__Problem requirements__
Set down the whole listing verbatim.

(Excerpt from a dataset)
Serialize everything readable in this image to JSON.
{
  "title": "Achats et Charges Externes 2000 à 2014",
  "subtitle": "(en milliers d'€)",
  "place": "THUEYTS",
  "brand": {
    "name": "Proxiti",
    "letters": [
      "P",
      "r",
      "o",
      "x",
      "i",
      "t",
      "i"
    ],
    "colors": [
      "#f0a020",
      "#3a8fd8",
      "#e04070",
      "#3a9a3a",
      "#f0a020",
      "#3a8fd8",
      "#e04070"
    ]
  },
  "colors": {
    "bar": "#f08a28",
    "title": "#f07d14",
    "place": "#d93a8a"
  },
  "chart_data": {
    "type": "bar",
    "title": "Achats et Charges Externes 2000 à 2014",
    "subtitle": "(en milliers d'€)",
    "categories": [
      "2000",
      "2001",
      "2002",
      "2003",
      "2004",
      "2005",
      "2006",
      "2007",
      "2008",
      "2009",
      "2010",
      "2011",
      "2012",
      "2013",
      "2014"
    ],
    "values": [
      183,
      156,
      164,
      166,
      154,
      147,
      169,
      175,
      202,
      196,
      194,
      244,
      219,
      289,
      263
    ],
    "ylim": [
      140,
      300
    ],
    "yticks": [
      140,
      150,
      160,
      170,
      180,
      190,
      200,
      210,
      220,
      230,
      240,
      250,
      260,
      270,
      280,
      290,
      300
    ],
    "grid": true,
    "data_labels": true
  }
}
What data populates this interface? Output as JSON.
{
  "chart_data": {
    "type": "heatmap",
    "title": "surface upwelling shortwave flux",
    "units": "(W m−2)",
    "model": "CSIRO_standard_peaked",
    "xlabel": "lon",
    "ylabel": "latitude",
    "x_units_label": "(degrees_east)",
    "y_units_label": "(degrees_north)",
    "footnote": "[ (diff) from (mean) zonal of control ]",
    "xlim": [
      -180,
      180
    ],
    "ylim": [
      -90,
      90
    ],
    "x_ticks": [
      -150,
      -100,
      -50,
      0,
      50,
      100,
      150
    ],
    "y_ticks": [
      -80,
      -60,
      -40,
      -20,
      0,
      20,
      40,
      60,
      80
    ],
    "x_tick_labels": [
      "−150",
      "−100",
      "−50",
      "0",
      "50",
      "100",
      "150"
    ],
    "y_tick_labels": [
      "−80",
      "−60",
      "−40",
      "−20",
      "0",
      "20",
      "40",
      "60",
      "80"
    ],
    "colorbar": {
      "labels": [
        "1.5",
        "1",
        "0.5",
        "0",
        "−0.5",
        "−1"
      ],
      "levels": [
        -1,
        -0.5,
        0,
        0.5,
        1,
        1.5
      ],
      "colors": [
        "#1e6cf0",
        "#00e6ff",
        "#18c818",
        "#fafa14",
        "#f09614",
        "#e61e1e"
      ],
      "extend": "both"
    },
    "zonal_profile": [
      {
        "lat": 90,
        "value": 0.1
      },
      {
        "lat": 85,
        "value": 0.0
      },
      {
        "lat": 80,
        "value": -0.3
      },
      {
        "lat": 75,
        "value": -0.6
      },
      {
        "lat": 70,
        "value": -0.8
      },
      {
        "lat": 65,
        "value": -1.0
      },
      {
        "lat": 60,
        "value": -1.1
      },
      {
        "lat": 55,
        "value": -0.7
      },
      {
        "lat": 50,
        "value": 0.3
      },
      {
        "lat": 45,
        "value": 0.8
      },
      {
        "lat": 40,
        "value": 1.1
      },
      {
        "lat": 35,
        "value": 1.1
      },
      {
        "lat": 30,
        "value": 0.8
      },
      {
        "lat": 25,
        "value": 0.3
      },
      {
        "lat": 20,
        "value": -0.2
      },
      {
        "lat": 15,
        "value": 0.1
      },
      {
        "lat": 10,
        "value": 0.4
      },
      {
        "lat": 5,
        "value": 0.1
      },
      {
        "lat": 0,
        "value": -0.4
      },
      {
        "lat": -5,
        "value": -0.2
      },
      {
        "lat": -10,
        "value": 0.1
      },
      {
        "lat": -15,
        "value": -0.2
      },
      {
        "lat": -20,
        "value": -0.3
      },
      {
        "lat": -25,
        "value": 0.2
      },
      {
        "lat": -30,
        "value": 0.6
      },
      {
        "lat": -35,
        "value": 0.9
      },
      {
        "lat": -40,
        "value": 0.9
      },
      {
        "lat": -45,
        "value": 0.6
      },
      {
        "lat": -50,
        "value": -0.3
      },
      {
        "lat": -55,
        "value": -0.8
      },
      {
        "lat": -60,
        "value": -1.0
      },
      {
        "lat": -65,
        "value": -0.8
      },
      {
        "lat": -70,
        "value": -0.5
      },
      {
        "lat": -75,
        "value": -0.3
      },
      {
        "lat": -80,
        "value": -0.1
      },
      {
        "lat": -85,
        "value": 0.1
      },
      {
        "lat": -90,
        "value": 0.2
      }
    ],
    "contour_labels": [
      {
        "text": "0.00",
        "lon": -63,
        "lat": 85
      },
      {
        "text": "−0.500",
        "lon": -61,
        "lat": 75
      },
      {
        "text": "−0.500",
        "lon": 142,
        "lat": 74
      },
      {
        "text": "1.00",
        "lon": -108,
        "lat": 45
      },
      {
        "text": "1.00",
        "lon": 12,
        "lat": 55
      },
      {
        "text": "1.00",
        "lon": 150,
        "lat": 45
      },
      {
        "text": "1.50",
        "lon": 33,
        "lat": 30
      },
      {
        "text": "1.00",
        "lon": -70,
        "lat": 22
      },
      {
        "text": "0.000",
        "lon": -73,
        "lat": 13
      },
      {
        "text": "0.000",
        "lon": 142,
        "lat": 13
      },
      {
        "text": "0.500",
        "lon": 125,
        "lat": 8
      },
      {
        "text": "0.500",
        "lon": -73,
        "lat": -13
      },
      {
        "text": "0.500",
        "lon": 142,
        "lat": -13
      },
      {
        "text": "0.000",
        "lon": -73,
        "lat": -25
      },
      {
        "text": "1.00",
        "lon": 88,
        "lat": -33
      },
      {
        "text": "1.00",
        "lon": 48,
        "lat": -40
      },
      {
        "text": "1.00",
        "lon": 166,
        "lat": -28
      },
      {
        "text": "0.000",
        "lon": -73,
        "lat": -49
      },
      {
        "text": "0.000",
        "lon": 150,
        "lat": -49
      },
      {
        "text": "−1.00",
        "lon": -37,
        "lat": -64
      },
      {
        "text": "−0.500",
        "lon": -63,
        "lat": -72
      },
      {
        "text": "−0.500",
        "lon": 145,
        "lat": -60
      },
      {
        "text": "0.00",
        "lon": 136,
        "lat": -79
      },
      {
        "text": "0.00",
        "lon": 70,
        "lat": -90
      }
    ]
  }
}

__Output below__
Serialize everything readable in this image to JSON.
{
  "title": "Achats et Charges Externes 2000 à 2014",
  "subtitle": "(en milliers d'€)",
  "place": "THUEYTS",
  "brand": {
    "name": "Proxiti",
    "letters": [
      "P",
      "r",
      "o",
      "x",
      "i",
      "t",
      "i"
    ],
    "colors": [
      "#f0a020",
      "#3a8fd8",
      "#e04070",
      "#3a9a3a",
      "#f0a020",
      "#3a8fd8",
      "#e04070"
    ]
  },
  "colors": {
    "bar": "#f08a28",
    "title": "#f07d14",
    "place": "#d93a8a"
  },
  "chart_data": {
    "type": "bar",
    "title": "Achats et Charges Externes 2000 à 2014",
    "subtitle": "(en milliers d'€)",
    "categories": [
      "2000",
      "2001",
      "2002",
      "2003",
      "2004",
      "2005",
      "2006",
      "2007",
      "2008",
      "2009",
      "2010",
      "2011",
      "2012",
      "2013",
      "2014"
    ],
    "values": [
      183,
      156,
      164,
      166,
      154,
      147,
      169,
      175,
      202,
      196,
      194,
      244,
      219,
      289,
      263
    ],
    "ylim": [
      140,
      300
    ],
    "yticks": [
      140,
      150,
      160,
      170,
      180,
      190,
      200,
      210,
      220,
      230,
      240,
      250,
      260,
      270,
      280,
      290,
      300
    ],
    "grid": true,
    "data_labels": true
  }
}
What data populates this interface? Output as JSON.
{
  "chart_data": {
    "type": "heatmap",
    "title": "surface upwelling shortwave flux",
    "units": "(W m−2)",
    "model": "CSIRO_standard_peaked",
    "xlabel": "lon",
    "ylabel": "latitude",
    "x_units_label": "(degrees_east)",
    "y_units_label": "(degrees_north)",
    "footnote": "[ (diff) from (mean) zonal of control ]",
    "xlim": [
      -180,
      180
    ],
    "ylim": [
      -90,
      90
    ],
    "x_ticks": [
      -150,
      -100,
      -50,
      0,
      50,
      100,
      150
    ],
    "y_ticks": [
      -80,
      -60,
      -40,
      -20,
      0,
      20,
      40,
      60,
      80
    ],
    "x_tick_labels": [
      "−150",
      "−100",
      "−50",
      "0",
      "50",
      "100",
      "150"
    ],
    "y_tick_labels": [
      "−80",
      "−60",
      "−40",
      "−20",
      "0",
      "20",
      "40",
      "60",
      "80"
    ],
    "colorbar": {
      "labels": [
        "1.5",
        "1",
        "0.5",
        "0",
        "−0.5",
        "−1"
      ],
      "levels": [
        -1,
        -0.5,
        0,
        0.5,
        1,
        1.5
      ],
      "colors": [
        "#1e6cf0",
        "#00e6ff",
        "#18c818",
        "#fafa14",
        "#f09614",
        "#e61e1e"
      ],
      "extend": "both"
    },
    "zonal_profile": [
      {
        "lat": 90,
        "value": 0.1
      },
      {
        "lat": 85,
        "value": 0.0
      },
      {
        "lat": 80,
        "value": -0.3
      },
      {
        "lat": 75,
        "value": -0.6
      },
      {
        "lat": 70,
        "value": -0.8
      },
      {
        "lat": 65,
        "value": -1.0
      },
      {
        "lat": 60,
        "value": -1.1
      },
      {
        "lat": 55,
        "value": -0.7
      },
      {
        "lat": 50,
        "value": 0.3
      },
      {
        "lat": 45,
        "value": 0.8
      },
      {
        "lat": 40,
        "value": 1.1
      },
      {
        "lat": 35,
        "value": 1.1
      },
      {
        "lat": 30,
        "value": 0.8
      },
      {
        "lat": 25,
        "value": 0.3
      },
      {
        "lat": 20,
        "value": -0.2
      },
      {
        "lat": 15,
        "value": 0.1
      },
      {
        "lat": 10,
        "value": 0.4
      },
      {
        "lat": 5,
        "value": 0.1
      },
      {
        "lat": 0,
        "value": -0.4
      },
      {
        "lat": -5,
        "value": -0.2
      },
      {
        "lat": -10,
        "value": 0.1
      },
      {
        "lat": -15,
        "value": -0.2
      },
      {
        "lat": -20,
        "value": -0.3
      },
      {
        "lat": -25,
        "value": 0.2
      },
      {
        "lat": -30,
        "value": 0.6
      },
      {
        "lat": -35,
        "value": 0.9
      },
      {
        "lat": -40,
        "value": 0.9
      },
      {
        "lat": -45,
        "value": 0.6
      },
      {
        "lat": -50,
        "value": -0.3
      },
      {
        "lat": -55,
        "value": -0.8
      },
      {
        "lat": -60,
        "value": -1.0
      },
      {
        "lat": -65,
        "value": -0.8
      },
      {
        "lat": -70,
        "value": -0.5
      },
      {
        "lat": -75,
        "value": -0.3
      },
      {
        "lat": -80,
        "value": -0.1
      },
      {
        "lat": -85,
        "value": 0.1
      },
      {
        "lat": -90,
        "value": 0.2
      }
    ],
    "contour_labels": [
      {
        "text": "0.00",
        "lon": -63,
        "lat": 85
      },
      {
        "text": "−0.500",
        "lon": -61,
        "lat": 75
      },
      {
        "text": "−0.500",
        "lon": 142,
        "lat": 74
      },
      {
        "text": "1.00",
        "lon": -108,
        "lat": 45
      },
      {
        "text": "1.00",
        "lon": 12,
        "lat": 55
      },
      {
        "text": "1.00",
        "lon": 150,
        "lat": 45
      },
      {
        "text": "1.50",
        "lon": 33,
        "lat": 30
      },
      {
        "text": "1.00",
        "lon": -70,
        "lat": 22
      },
      {
        "text": "0.000",
        "lon": -73,
        "lat": 13
      },
      {
        "text": "0.000",
        "lon": 142,
        "lat": 13
      },
      {
        "text": "0.500",
        "lon": 125,
        "lat": 8
      },
      {
        "text": "0.500",
        "lon": -73,
        "lat": -13
      },
      {
        "text": "0.500",
        "lon": 142,
        "lat": -13
      },
      {
        "text": "0.000",
        "lon": -73,
        "lat": -25
      },
      {
        "text": "1.00",
        "lon": 88,
        "lat": -33
      },
      {
        "text": "1.00",
        "lon": 48,
        "lat": -40
      },
      {
        "text": "1.00",
        "lon": 166,
        "lat": -28
      },
      {
        "text": "0.000",
        "lon": -73,
        "lat": -49
      },
      {
        "text": "0.000",
        "lon": 150,
        "lat": -49
      },
      {
        "text": "−1.00",
        "lon": -37,
        "lat": -64
      },
      {
        "text": "−0.500",
        "lon": -63,
        "lat": -72
      },
      {
        "text": "−0.500",
        "lon": 145,
        "lat": -60
      },
      {
        "text": "0.00",
        "lon": 136,
        "lat": -79
      },
      {
        "text": "0.00",
        "lon": 70,
        "lat": -90
      }
    ]
  }
}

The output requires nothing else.